(Listados de elementos de diseño enmarcados)
__________
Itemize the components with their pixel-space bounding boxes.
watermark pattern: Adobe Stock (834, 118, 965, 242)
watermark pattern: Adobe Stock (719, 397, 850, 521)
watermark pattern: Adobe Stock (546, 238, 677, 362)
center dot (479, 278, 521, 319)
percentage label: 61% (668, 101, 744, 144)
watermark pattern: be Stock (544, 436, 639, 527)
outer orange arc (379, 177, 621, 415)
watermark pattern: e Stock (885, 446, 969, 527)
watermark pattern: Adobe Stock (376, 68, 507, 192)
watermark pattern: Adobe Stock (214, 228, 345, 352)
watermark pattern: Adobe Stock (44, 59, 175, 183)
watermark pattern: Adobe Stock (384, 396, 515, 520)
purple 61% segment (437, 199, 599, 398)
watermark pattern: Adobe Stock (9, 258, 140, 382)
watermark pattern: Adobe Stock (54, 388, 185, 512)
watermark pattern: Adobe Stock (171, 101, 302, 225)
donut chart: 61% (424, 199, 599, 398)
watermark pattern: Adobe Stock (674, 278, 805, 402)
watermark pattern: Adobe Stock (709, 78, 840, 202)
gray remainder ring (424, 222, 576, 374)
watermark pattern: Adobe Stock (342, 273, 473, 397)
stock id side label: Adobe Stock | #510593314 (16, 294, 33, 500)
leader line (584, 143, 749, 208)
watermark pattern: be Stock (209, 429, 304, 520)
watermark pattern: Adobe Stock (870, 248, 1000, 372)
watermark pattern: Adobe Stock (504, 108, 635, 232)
__________
__DETALLES DEL PROBLEMA__.
Sustituye "watermark pattern" por "watermark tile" en todas las entradas y reproduce las líneas sin ningún otro cambio.

__RESPUESTA ESPERADA__.
Itemize the components with their pixel-space bounding boxes.
watermark tile: Adobe Stock (834, 118, 965, 242)
watermark tile: Adobe Stock (719, 397, 850, 521)
watermark tile: Adobe Stock (546, 238, 677, 362)
center dot (479, 278, 521, 319)
percentage label: 61% (668, 101, 744, 144)
watermark tile: be Stock (544, 436, 639, 527)
outer orange arc (379, 177, 621, 415)
watermark tile: e Stock (885, 446, 969, 527)
watermark tile: Adobe Stock (376, 68, 507, 192)
watermark tile: Adobe Stock (214, 228, 345, 352)
watermark tile: Adobe Stock (44, 59, 175, 183)
watermark tile: Adobe Stock (384, 396, 515, 520)
purple 61% segment (437, 199, 599, 398)
watermark tile: Adobe Stock (9, 258, 140, 382)
watermark tile: Adobe Stock (54, 388, 185, 512)
watermark tile: Adobe Stock (171, 101, 302, 225)
donut chart: 61% (424, 199, 599, 398)
watermark tile: Adobe Stock (674, 278, 805, 402)
watermark tile: Adobe Stock (709, 78, 840, 202)
gray remainder ring (424, 222, 576, 374)
watermark tile: Adobe Stock (342, 273, 473, 397)
stock id side label: Adobe Stock | #510593314 (16, 294, 33, 500)
leader line (584, 143, 749, 208)
watermark tile: be Stock (209, 429, 304, 520)
watermark tile: Adobe Stock (870, 248, 1000, 372)
watermark tile: Adobe Stock (504, 108, 635, 232)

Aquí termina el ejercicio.